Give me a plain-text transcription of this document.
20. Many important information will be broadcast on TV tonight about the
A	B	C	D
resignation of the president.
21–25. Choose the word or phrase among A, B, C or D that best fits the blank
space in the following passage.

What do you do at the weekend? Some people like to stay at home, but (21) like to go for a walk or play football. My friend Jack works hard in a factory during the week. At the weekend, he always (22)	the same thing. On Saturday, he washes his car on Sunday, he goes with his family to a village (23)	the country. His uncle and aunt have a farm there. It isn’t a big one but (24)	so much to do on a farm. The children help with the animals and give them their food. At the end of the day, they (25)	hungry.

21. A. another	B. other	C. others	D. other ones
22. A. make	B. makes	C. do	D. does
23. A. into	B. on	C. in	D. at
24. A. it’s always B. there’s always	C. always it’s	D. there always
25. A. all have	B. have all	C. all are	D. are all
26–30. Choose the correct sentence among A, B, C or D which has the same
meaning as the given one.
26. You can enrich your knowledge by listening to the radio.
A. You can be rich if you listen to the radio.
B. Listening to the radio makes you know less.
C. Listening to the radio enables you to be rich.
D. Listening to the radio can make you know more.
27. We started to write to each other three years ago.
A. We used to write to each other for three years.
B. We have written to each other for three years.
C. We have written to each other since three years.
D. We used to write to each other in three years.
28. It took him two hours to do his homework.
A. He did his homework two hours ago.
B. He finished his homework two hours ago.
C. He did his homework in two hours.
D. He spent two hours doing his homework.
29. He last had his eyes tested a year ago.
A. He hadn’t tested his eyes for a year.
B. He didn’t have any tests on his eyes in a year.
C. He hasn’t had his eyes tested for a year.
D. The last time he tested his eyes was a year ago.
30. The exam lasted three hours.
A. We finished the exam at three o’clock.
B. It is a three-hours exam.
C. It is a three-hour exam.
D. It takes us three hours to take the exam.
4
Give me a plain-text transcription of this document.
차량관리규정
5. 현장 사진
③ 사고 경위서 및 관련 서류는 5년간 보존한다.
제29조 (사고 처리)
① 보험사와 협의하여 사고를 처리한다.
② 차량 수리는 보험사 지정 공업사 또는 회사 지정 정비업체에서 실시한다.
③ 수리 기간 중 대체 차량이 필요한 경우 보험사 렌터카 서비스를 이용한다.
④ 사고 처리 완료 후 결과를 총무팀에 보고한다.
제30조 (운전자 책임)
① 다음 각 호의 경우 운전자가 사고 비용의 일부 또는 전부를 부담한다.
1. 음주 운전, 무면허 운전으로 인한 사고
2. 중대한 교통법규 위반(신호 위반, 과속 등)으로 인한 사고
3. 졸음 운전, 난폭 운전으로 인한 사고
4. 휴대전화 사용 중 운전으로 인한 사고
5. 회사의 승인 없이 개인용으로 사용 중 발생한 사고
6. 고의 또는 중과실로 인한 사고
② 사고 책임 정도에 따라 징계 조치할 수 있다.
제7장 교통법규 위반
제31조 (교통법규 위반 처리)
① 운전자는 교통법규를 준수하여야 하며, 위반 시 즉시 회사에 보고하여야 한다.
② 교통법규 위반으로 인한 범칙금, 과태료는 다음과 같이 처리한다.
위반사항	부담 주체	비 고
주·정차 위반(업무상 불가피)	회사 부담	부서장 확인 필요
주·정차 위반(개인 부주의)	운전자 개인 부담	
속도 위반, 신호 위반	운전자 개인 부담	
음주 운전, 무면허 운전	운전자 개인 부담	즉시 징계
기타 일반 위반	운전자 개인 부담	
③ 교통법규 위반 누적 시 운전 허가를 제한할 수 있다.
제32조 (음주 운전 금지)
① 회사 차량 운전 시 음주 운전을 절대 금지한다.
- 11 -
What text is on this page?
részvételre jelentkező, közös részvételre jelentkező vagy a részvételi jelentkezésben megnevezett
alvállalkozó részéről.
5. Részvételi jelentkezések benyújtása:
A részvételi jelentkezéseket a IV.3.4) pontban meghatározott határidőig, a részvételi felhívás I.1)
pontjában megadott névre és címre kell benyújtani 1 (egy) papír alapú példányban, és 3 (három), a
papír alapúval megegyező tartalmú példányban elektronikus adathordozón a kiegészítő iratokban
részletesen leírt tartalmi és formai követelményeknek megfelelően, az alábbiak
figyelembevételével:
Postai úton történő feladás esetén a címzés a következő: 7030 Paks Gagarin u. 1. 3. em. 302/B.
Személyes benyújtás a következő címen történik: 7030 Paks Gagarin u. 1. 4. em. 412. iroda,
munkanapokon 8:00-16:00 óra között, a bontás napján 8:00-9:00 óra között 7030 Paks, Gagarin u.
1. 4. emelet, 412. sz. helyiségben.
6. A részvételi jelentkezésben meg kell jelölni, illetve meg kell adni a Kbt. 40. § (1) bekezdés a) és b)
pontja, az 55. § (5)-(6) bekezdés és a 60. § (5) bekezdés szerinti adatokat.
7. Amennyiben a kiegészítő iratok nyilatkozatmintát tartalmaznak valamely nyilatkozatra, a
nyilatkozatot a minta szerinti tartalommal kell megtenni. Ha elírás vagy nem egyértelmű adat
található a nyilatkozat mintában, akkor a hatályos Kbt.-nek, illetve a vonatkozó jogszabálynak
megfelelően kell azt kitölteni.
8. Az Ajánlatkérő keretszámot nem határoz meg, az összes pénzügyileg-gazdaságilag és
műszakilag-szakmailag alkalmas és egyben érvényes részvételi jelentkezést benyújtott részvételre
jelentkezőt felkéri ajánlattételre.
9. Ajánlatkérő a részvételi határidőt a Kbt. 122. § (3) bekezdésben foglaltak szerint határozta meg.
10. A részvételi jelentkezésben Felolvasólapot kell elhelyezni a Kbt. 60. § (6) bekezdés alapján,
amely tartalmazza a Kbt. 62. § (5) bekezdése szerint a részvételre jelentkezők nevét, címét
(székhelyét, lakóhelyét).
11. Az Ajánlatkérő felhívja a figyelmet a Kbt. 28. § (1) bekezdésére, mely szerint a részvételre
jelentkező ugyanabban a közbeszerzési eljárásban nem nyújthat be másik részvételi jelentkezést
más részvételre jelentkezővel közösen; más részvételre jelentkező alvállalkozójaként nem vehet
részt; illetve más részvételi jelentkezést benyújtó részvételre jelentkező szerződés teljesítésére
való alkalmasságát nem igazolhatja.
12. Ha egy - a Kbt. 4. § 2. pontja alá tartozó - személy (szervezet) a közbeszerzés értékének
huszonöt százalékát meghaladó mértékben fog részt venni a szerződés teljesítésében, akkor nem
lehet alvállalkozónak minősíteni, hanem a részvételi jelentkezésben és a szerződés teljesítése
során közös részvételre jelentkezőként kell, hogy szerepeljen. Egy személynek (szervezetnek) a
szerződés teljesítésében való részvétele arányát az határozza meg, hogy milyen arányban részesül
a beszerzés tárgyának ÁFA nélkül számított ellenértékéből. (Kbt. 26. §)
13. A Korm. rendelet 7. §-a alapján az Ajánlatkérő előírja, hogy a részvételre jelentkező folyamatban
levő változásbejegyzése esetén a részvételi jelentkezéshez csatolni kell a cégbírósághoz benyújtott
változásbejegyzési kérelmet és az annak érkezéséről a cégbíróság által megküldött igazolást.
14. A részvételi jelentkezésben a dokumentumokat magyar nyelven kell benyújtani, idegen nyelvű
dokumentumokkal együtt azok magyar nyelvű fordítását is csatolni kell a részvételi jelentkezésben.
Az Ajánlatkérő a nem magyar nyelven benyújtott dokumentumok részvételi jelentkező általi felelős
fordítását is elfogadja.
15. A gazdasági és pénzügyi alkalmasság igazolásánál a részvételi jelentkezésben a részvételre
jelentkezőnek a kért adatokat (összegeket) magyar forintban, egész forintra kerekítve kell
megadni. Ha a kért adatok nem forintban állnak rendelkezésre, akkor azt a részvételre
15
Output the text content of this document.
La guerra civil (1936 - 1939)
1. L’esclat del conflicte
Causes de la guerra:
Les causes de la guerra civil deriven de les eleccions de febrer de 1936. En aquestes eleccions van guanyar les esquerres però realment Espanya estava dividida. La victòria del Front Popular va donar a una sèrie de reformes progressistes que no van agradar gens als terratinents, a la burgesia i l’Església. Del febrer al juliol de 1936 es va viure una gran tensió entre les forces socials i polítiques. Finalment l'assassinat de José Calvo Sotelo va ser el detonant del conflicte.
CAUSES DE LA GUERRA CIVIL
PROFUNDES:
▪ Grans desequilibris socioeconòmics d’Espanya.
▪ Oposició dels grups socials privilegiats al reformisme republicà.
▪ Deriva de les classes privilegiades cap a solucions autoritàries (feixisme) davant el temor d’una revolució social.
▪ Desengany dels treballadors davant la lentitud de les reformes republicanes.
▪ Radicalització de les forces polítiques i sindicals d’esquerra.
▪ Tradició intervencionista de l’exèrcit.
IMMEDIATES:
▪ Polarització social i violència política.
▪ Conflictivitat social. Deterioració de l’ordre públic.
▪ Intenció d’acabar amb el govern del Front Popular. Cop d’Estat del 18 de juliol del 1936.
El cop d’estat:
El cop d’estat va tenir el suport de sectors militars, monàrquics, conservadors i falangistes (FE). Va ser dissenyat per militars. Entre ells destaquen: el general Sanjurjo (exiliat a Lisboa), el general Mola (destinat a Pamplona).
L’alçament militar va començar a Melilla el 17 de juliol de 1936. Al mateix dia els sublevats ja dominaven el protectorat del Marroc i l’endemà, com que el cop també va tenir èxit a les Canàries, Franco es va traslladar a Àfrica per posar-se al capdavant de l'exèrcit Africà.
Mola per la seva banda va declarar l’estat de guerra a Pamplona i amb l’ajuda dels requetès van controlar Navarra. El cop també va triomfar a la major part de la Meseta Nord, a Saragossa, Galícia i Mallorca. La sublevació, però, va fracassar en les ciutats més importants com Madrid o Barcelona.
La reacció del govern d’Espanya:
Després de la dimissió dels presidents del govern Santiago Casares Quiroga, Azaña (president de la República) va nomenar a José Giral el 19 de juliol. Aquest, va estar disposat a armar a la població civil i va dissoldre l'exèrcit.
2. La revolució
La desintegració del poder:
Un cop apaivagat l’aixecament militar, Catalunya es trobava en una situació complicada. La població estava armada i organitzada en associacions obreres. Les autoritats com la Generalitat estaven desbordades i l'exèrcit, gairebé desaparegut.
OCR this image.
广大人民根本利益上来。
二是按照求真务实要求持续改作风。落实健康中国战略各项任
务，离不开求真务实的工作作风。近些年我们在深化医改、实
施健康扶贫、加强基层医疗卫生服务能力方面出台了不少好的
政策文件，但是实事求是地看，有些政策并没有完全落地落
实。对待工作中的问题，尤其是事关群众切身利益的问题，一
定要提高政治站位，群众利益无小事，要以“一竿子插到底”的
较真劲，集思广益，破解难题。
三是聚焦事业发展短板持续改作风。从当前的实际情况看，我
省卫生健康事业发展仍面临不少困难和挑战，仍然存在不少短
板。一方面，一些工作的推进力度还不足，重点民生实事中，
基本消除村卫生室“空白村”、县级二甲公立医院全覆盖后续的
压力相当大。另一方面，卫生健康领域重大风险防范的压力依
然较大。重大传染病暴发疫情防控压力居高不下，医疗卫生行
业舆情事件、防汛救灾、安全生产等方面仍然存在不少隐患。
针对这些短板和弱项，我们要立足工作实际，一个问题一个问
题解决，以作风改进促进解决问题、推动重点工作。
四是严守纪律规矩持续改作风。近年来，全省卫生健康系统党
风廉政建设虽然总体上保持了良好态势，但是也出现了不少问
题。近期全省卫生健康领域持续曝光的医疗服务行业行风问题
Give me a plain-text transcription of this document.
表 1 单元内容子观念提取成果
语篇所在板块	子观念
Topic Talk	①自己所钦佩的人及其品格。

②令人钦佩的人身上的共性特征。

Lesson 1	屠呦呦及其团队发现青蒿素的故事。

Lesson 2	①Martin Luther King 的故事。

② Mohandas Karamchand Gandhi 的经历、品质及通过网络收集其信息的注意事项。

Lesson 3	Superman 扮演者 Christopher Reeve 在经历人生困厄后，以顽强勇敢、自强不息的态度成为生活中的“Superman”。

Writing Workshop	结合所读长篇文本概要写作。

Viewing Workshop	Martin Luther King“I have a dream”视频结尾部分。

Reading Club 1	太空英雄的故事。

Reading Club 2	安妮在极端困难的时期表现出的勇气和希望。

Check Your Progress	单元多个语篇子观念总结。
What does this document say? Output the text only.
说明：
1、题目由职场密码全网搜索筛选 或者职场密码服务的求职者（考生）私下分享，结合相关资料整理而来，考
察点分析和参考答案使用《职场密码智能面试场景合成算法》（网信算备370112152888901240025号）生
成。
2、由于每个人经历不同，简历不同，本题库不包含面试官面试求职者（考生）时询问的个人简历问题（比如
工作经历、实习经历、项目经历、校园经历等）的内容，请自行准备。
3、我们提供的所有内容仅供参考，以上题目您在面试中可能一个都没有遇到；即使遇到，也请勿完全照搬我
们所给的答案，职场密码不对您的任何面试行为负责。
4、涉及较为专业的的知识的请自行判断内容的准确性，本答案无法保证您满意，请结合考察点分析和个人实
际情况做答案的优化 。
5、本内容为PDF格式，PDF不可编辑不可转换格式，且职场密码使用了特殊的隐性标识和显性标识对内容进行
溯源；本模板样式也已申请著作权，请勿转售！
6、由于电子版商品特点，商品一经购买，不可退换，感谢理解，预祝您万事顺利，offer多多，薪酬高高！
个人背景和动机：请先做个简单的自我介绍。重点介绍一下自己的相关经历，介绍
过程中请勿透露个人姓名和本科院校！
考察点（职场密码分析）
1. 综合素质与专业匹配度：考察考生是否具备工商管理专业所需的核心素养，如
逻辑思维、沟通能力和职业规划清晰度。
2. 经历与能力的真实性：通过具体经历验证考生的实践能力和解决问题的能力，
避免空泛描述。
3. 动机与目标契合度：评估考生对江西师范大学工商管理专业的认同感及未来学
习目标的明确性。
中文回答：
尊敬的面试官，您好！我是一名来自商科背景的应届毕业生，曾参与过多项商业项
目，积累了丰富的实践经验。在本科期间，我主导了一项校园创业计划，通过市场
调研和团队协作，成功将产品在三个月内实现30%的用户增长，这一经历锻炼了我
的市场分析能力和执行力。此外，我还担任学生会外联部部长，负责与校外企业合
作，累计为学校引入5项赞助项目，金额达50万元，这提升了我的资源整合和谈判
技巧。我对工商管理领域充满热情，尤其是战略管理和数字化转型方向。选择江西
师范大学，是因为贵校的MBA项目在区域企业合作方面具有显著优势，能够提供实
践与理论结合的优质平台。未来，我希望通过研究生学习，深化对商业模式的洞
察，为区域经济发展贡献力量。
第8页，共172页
* * * * * * * * *
> [TASK]:
Gather all lines from the listing above in which "among" occurs.

> [EXERCISE ANSWER]:
21–25. Choose the word or phrase among A, B, C or D that best fits the blank
26–30. Choose the correct sentence among A, B, C or D which has the same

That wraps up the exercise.